# [GOAL]
Can you give all the records again without altering a single character?

# [EXTRACTED INFORMATION]
------------------------

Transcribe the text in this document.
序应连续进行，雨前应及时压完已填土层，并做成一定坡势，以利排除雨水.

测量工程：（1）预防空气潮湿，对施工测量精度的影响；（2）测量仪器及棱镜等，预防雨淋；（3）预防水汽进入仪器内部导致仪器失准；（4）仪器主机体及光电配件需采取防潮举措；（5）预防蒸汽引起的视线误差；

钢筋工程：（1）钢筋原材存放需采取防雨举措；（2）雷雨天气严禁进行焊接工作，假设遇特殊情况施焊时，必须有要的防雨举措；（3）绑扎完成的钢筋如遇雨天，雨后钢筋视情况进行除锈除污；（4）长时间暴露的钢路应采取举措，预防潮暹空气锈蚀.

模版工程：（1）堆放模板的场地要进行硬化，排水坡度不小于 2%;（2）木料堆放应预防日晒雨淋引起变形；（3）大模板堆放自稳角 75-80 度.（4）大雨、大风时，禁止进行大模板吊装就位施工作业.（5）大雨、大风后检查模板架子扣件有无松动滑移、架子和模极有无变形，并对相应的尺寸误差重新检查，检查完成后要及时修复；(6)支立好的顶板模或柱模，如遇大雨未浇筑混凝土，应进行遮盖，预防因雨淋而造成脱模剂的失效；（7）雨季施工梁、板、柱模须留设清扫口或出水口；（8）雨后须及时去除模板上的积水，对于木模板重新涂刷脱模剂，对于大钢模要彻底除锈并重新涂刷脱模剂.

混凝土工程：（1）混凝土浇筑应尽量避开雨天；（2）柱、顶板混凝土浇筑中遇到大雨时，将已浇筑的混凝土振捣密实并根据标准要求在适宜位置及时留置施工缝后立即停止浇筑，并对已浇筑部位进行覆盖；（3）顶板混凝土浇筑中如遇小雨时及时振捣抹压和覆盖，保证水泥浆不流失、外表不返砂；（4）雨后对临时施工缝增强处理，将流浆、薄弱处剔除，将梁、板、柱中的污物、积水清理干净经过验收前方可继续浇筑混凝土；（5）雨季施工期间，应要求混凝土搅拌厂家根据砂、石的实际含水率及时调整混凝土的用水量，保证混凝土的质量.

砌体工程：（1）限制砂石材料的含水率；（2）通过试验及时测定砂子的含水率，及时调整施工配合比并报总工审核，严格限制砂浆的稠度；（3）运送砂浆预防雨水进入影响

------------------------

# [EXERCISE OUTPUT]
Transcribe the text in this document.
序应连续进行，雨前应及时压完已填土层，并做成一定坡势，以利排除雨水.

测量工程：（1）预防空气潮湿，对施工测量精度的影响；（2）测量仪器及棱镜等，预防雨淋；（3）预防水汽进入仪器内部导致仪器失准；（4）仪器主机体及光电配件需采取防潮举措；（5）预防蒸汽引起的视线误差；

钢筋工程：（1）钢筋原材存放需采取防雨举措；（2）雷雨天气严禁进行焊接工作，假设遇特殊情况施焊时，必须有要的防雨举措；（3）绑扎完成的钢筋如遇雨天，雨后钢筋视情况进行除锈除污；（4）长时间暴露的钢路应采取举措，预防潮暹空气锈蚀.

模版工程：（1）堆放模板的场地要进行硬化，排水坡度不小于 2%;（2）木料堆放应预防日晒雨淋引起变形；（3）大模板堆放自稳角 75-80 度.（4）大雨、大风时，禁止进行大模板吊装就位施工作业.（5）大雨、大风后检查模板架子扣件有无松动滑移、架子和模极有无变形，并对相应的尺寸误差重新检查，检查完成后要及时修复；(6)支立好的顶板模或柱模，如遇大雨未浇筑混凝土，应进行遮盖，预防因雨淋而造成脱模剂的失效；（7）雨季施工梁、板、柱模须留设清扫口或出水口；（8）雨后须及时去除模板上的积水，对于木模板重新涂刷脱模剂，对于大钢模要彻底除锈并重新涂刷脱模剂.

混凝土工程：（1）混凝土浇筑应尽量避开雨天；（2）柱、顶板混凝土浇筑中遇到大雨时，将已浇筑的混凝土振捣密实并根据标准要求在适宜位置及时留置施工缝后立即停止浇筑，并对已浇筑部位进行覆盖；（3）顶板混凝土浇筑中如遇小雨时及时振捣抹压和覆盖，保证水泥浆不流失、外表不返砂；（4）雨后对临时施工缝增强处理，将流浆、薄弱处剔除，将梁、板、柱中的污物、积水清理干净经过验收前方可继续浇筑混凝土；（5）雨季施工期间，应要求混凝土搅拌厂家根据砂、石的实际含水率及时调整混凝土的用水量，保证混凝土的质量.

砌体工程：（1）限制砂石材料的含水率；（2）通过试验及时测定砂子的含水率，及时调整施工配合比并报总工审核，严格限制砂浆的稠度；（3）运送砂浆预防雨水进入影响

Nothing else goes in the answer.